**Work instructions**
Provide an exact reproduction of every entry.
▼▼▼
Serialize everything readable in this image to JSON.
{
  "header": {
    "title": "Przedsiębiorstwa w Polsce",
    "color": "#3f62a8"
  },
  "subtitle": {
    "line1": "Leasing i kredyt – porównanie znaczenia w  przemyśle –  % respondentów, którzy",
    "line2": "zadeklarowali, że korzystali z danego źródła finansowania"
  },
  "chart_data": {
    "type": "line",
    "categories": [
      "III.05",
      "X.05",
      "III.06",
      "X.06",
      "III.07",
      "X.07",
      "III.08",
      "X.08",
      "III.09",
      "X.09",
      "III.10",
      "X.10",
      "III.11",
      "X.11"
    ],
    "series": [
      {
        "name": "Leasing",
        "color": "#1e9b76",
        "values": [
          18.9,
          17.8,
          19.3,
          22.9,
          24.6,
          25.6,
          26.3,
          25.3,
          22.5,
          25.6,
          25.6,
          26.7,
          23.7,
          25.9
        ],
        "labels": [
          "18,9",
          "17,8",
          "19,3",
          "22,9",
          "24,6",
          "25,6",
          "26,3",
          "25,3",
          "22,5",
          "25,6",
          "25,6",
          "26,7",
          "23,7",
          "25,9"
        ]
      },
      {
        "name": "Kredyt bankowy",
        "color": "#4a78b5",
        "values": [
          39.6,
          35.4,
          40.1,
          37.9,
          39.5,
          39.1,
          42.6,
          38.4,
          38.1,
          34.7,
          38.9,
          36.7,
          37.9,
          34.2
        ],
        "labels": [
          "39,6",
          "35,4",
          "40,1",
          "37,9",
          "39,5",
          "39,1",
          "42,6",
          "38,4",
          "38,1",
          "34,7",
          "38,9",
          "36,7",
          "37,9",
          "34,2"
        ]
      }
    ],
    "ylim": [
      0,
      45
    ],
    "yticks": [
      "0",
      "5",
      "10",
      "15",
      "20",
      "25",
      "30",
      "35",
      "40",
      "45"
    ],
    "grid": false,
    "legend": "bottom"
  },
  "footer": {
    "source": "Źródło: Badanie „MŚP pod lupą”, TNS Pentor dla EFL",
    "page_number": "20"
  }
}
▲▲▲
**Task response**
Serialize everything readable in this image to JSON.
{
  "header": {
    "title": "Przedsiębiorstwa w Polsce",
    "color": "#3f62a8"
  },
  "subtitle": {
    "line1": "Leasing i kredyt – porównanie znaczenia w  przemyśle –  % respondentów, którzy",
    "line2": "zadeklarowali, że korzystali z danego źródła finansowania"
  },
  "chart_data": {
    "type": "line",
    "categories": [
      "III.05",
      "X.05",
      "III.06",
      "X.06",
      "III.07",
      "X.07",
      "III.08",
      "X.08",
      "III.09",
      "X.09",
      "III.10",
      "X.10",
      "III.11",
      "X.11"
    ],
    "series": [
      {
        "name": "Leasing",
        "color": "#1e9b76",
        "values": [
          18.9,
          17.8,
          19.3,
          22.9,
          24.6,
          25.6,
          26.3,
          25.3,
          22.5,
          25.6,
          25.6,
          26.7,
          23.7,
          25.9
        ],
        "labels": [
          "18,9",
          "17,8",
          "19,3",
          "22,9",
          "24,6",
          "25,6",
          "26,3",
          "25,3",
          "22,5",
          "25,6",
          "25,6",
          "26,7",
          "23,7",
          "25,9"
        ]
      },
      {
        "name": "Kredyt bankowy",
        "color": "#4a78b5",
        "values": [
          39.6,
          35.4,
          40.1,
          37.9,
          39.5,
          39.1,
          42.6,
          38.4,
          38.1,
          34.7,
          38.9,
          36.7,
          37.9,
          34.2
        ],
        "labels": [
          "39,6",
          "35,4",
          "40,1",
          "37,9",
          "39,5",
          "39,1",
          "42,6",
          "38,4",
          "38,1",
          "34,7",
          "38,9",
          "36,7",
          "37,9",
          "34,2"
        ]
      }
    ],
    "ylim": [
      0,
      45
    ],
    "yticks": [
      "0",
      "5",
      "10",
      "15",
      "20",
      "25",
      "30",
      "35",
      "40",
      "45"
    ],
    "grid": false,
    "legend": "bottom"
  },
  "footer": {
    "source": "Źródło: Badanie „MŚP pod lupą”, TNS Pentor dla EFL",
    "page_number": "20"
  }
}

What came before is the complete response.